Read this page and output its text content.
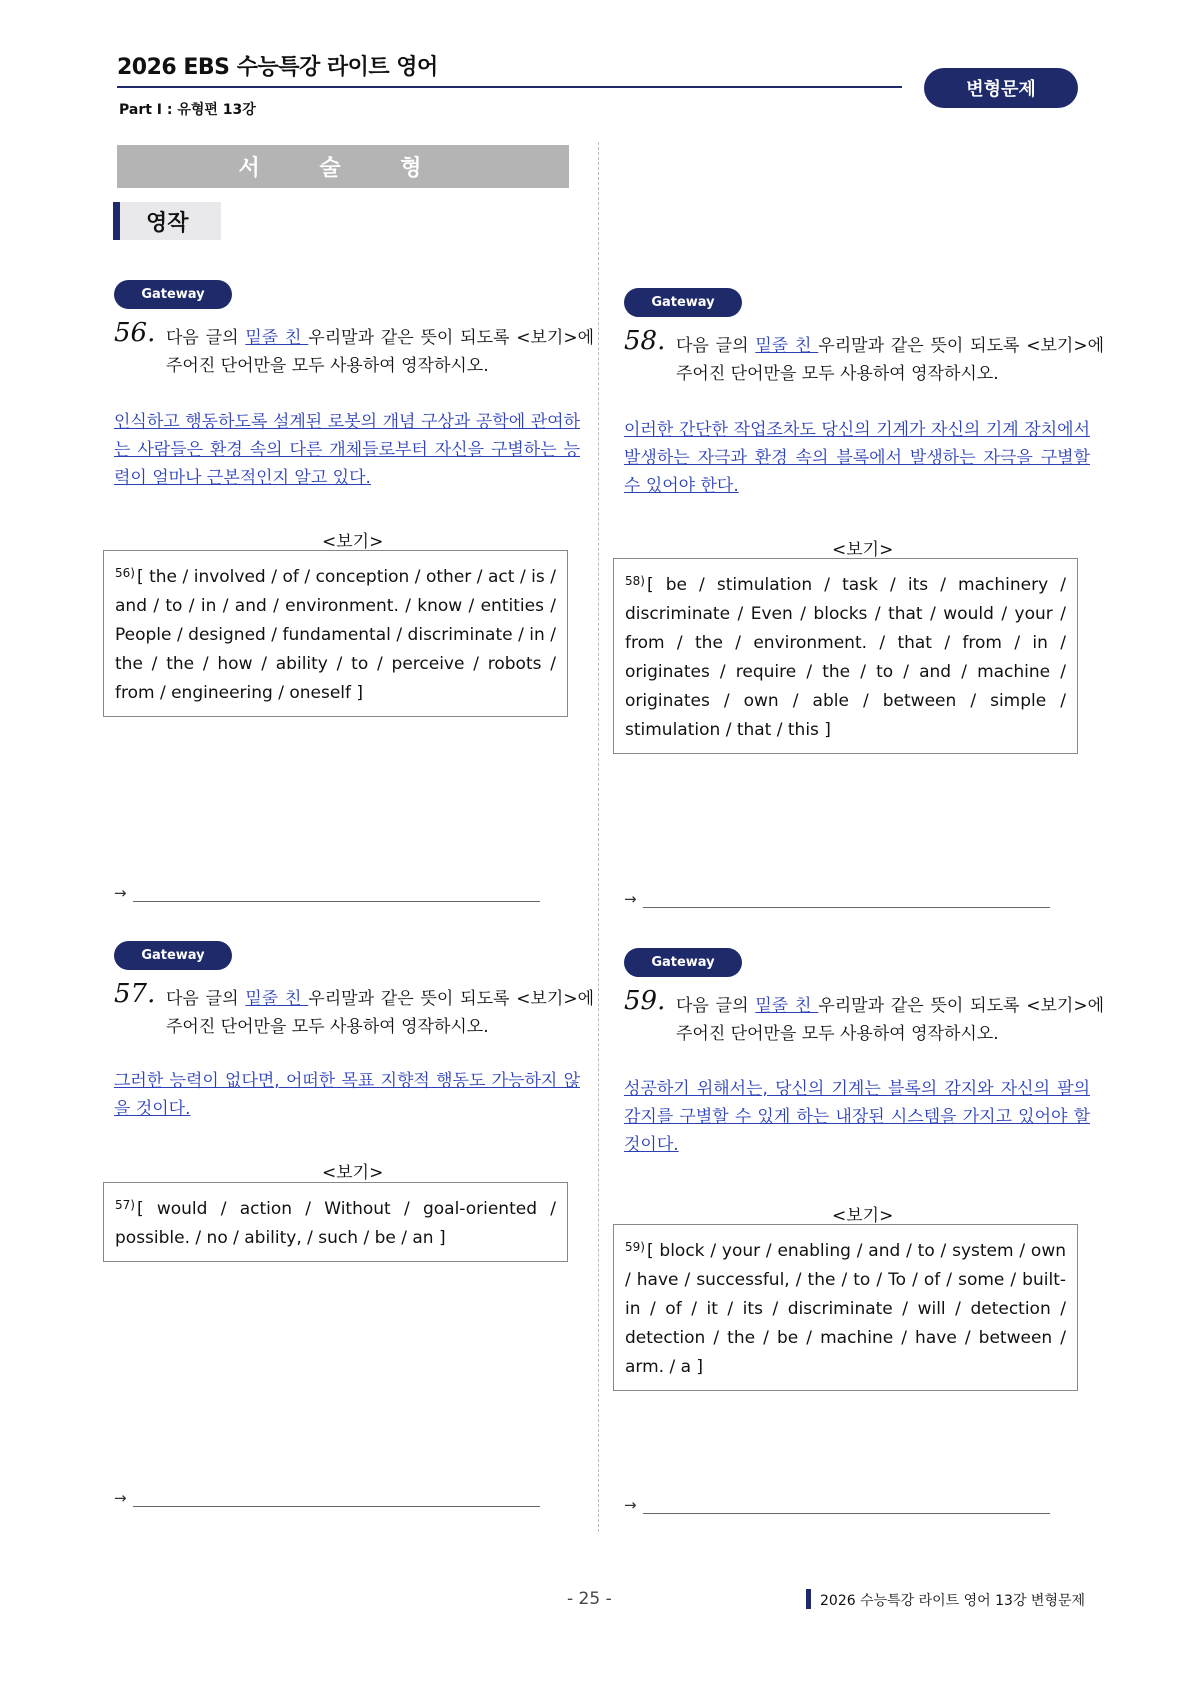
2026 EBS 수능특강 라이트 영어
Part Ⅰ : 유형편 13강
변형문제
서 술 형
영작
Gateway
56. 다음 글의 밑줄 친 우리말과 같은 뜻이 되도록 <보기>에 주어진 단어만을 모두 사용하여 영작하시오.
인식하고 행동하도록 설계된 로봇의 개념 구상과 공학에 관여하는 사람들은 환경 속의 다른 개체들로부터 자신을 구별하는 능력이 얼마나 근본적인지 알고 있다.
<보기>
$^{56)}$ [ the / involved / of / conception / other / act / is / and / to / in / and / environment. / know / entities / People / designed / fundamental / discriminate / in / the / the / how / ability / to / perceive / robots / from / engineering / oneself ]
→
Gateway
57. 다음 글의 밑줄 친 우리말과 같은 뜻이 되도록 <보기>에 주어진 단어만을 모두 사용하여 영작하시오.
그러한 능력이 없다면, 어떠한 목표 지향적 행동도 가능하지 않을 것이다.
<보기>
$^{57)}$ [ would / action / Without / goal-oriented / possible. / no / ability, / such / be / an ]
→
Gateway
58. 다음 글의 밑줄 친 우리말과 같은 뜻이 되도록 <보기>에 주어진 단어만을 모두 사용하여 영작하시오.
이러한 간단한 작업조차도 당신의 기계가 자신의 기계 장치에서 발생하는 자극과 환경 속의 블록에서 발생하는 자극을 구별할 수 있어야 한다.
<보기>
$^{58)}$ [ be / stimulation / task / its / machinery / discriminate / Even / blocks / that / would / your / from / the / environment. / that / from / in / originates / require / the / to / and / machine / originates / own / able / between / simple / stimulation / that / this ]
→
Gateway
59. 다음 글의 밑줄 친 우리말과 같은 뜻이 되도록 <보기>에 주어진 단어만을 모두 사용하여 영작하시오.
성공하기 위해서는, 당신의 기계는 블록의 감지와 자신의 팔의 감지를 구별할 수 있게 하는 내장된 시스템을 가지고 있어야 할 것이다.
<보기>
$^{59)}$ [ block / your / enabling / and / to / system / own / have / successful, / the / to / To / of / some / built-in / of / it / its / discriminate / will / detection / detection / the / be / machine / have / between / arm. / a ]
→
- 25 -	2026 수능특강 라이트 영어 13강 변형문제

* * *

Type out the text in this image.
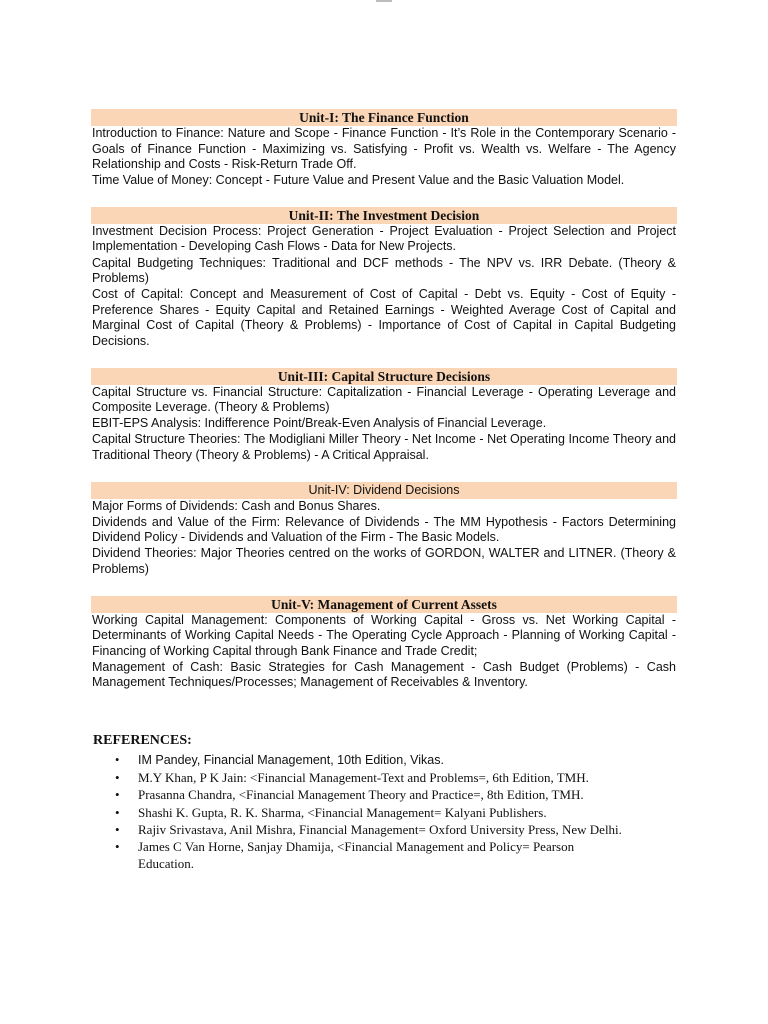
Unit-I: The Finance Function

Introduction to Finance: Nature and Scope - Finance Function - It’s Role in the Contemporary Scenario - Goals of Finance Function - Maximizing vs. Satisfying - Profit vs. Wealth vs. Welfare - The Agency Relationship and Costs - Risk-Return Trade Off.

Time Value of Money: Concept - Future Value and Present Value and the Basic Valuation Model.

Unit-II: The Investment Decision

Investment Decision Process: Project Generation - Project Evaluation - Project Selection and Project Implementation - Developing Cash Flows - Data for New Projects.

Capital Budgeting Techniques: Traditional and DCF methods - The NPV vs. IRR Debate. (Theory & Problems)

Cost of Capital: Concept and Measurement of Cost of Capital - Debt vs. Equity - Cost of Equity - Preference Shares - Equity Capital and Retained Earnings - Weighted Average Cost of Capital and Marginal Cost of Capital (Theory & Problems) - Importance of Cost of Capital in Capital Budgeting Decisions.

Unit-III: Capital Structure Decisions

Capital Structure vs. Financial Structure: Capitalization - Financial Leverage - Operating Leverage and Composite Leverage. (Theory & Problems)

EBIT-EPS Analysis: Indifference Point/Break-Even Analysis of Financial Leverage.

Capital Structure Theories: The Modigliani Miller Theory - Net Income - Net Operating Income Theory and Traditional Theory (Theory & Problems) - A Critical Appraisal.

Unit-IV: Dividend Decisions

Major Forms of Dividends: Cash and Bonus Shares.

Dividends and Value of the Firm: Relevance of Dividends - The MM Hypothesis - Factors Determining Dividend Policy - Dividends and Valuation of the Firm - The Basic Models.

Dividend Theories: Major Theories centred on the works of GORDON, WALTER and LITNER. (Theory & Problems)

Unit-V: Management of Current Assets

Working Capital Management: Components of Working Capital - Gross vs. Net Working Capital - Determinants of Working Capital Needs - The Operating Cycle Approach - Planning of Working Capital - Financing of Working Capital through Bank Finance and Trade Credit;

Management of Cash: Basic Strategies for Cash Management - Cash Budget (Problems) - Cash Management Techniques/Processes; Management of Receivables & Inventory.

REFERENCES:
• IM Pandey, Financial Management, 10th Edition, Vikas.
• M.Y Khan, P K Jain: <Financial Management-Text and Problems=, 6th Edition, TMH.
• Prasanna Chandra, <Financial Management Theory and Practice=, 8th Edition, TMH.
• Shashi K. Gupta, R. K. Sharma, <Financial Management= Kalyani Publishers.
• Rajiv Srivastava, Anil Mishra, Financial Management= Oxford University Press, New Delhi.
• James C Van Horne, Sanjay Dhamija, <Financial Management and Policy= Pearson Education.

** What needs to be done **
Across the material above, how many lines include the string "Budgeting"? Only the number is wanted.

** Solution for this exercise **
2